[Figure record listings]
= = = = =

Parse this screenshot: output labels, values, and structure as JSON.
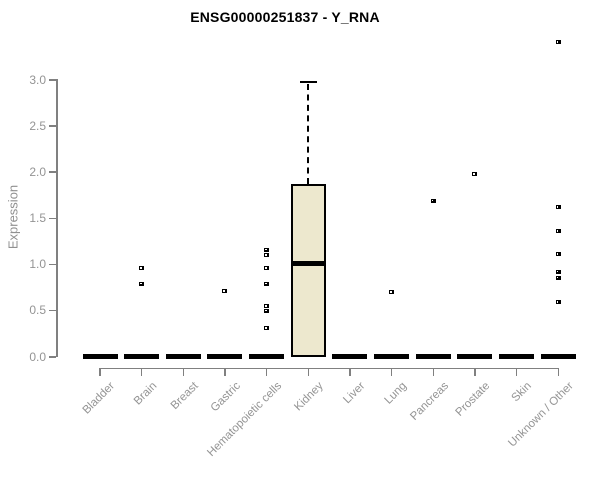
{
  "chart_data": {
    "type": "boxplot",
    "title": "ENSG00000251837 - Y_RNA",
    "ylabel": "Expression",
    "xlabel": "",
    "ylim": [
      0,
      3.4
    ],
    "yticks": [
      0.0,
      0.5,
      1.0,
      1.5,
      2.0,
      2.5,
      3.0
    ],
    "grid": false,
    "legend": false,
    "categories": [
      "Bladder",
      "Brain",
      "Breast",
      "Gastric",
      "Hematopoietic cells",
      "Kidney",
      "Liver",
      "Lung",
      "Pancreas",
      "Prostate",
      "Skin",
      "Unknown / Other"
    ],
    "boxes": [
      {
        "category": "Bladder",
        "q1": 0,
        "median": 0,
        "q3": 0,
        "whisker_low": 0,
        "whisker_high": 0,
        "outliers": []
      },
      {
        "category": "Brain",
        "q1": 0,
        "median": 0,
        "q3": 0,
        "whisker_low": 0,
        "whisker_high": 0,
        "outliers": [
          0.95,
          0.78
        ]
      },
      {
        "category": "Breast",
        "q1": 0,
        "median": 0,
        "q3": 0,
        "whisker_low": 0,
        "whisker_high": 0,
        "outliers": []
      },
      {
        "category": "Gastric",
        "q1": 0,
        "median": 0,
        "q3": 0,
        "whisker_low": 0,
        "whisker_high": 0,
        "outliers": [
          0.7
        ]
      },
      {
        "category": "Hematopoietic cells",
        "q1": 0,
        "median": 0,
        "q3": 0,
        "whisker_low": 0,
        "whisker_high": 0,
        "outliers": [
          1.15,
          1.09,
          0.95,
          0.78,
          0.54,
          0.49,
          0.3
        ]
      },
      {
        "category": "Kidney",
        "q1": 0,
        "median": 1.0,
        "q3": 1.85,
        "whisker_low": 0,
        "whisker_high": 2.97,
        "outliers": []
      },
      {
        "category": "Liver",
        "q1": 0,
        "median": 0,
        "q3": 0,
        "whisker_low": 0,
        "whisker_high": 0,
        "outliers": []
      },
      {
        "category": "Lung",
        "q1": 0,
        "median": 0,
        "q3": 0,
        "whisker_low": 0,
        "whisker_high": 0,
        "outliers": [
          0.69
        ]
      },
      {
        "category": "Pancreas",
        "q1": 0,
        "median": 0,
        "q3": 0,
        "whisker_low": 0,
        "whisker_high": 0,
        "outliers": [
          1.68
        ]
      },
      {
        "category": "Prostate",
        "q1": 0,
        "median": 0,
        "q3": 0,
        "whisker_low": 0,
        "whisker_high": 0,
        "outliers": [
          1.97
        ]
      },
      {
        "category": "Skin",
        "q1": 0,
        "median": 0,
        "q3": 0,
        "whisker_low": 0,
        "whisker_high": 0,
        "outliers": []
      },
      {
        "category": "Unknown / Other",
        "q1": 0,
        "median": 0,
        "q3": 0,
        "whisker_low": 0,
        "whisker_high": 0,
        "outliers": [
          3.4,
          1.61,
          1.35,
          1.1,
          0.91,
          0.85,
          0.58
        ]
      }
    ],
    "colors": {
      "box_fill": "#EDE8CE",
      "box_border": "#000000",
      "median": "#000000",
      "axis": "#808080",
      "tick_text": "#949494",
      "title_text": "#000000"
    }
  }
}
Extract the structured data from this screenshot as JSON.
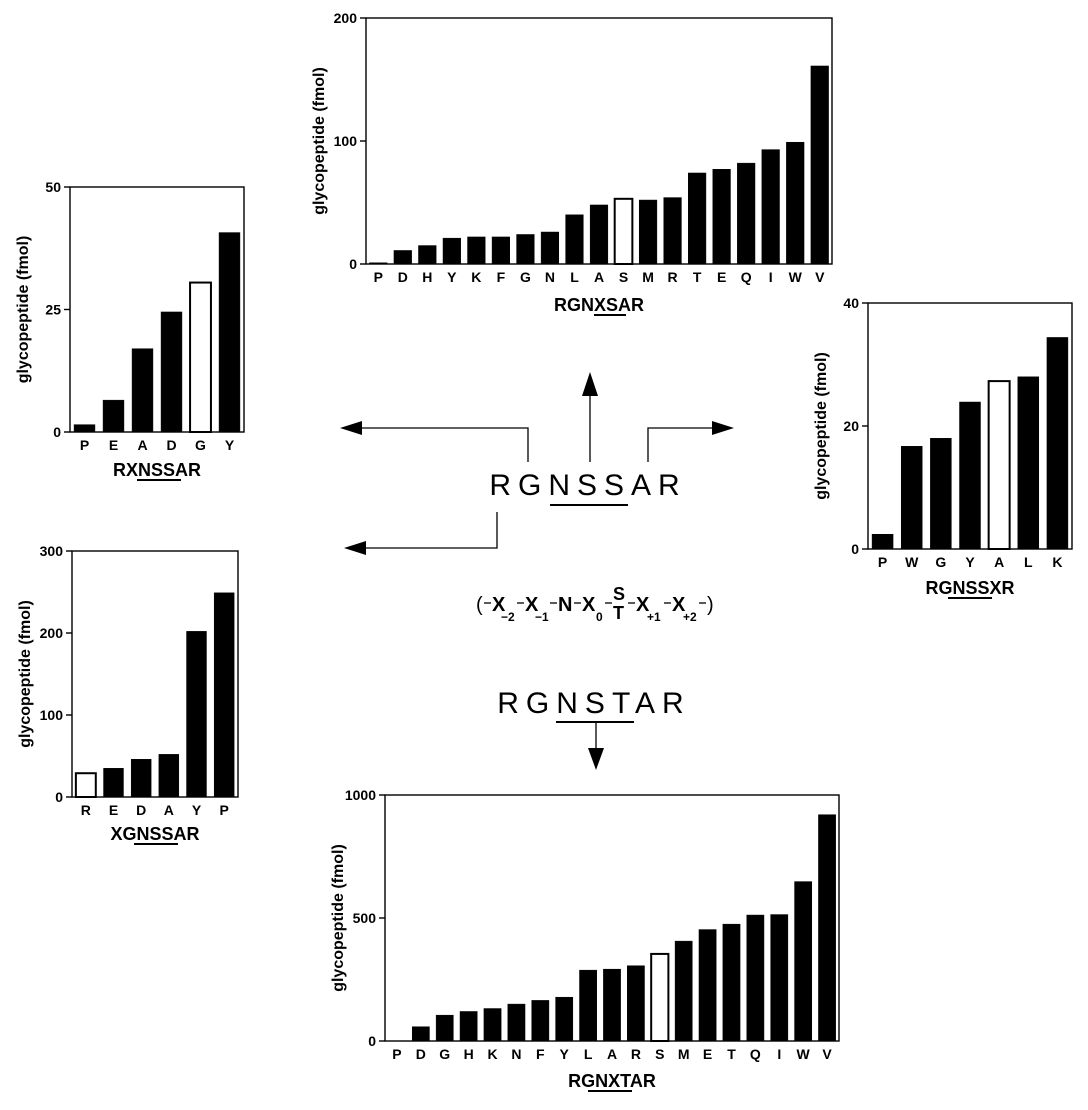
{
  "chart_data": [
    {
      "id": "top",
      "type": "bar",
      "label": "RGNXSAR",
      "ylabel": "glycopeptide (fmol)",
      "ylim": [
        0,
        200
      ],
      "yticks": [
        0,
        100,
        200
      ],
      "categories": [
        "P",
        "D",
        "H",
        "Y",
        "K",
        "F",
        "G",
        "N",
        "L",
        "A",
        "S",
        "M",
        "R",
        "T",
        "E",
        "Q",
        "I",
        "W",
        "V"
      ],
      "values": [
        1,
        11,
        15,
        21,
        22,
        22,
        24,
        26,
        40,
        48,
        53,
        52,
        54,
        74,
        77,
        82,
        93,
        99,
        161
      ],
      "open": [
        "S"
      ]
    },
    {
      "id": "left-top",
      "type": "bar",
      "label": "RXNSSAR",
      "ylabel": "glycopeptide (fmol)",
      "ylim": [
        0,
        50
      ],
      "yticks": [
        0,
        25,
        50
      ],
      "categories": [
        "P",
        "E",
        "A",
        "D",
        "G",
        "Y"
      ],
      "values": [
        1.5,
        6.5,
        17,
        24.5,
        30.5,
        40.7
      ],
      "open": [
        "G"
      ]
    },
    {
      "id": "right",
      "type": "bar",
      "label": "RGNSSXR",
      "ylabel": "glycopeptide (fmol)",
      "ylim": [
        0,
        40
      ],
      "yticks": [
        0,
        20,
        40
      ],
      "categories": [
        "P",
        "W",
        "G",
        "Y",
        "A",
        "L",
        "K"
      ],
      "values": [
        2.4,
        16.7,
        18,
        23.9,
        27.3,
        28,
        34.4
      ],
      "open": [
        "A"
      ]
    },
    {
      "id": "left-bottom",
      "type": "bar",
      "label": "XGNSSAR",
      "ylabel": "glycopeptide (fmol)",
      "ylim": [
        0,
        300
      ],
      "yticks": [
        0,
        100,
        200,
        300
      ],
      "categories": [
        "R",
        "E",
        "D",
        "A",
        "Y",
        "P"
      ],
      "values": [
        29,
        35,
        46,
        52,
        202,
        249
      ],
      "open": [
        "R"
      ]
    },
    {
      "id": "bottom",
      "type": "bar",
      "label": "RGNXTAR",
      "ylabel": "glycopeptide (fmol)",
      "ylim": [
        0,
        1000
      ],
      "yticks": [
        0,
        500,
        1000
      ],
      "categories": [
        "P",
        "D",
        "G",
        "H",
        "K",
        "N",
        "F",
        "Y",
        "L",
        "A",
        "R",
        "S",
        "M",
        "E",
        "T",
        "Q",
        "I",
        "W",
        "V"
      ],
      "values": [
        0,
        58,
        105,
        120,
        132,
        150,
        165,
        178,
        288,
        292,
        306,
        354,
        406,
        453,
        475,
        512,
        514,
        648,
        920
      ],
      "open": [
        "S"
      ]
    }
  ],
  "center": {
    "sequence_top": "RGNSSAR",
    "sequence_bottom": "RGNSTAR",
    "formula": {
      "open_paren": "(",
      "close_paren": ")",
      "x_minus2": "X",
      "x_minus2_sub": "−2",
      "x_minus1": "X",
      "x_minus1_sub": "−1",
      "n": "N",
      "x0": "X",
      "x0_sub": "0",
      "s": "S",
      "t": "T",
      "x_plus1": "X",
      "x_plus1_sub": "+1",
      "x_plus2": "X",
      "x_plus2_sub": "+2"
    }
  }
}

= = = = =

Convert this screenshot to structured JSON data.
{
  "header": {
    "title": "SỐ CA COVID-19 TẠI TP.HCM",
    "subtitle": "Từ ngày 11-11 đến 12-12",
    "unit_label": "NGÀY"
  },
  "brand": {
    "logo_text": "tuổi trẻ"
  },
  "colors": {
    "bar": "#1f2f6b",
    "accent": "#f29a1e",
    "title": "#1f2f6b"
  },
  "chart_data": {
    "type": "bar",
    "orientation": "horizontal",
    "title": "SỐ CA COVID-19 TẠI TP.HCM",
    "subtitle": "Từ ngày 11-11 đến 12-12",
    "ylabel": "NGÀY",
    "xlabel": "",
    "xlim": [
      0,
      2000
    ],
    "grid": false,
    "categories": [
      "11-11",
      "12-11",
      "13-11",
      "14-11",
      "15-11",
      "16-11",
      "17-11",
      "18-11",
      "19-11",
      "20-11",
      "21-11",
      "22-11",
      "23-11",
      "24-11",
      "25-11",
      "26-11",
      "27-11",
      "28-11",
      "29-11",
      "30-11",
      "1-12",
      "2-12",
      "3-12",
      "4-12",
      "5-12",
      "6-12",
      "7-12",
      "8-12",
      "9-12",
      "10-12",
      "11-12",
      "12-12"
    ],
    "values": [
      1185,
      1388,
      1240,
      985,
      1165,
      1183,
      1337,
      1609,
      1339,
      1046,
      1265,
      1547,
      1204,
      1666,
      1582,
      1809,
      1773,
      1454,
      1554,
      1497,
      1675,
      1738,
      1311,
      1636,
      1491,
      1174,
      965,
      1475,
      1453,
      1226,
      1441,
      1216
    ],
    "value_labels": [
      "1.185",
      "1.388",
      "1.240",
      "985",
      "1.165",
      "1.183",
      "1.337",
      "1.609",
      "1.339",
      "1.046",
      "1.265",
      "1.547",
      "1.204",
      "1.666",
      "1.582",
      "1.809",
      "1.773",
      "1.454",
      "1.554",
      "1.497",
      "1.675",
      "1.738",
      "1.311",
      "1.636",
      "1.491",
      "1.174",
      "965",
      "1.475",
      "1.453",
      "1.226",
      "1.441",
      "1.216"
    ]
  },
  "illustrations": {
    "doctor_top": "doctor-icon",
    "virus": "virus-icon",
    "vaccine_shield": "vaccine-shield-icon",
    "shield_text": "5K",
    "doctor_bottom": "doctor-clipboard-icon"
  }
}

= = = = =

EXERCISE REQUIREMENTS →
After counting the lines of the records above that hold the word "this", give the total and nothing else.

TASK SOLUTION →
3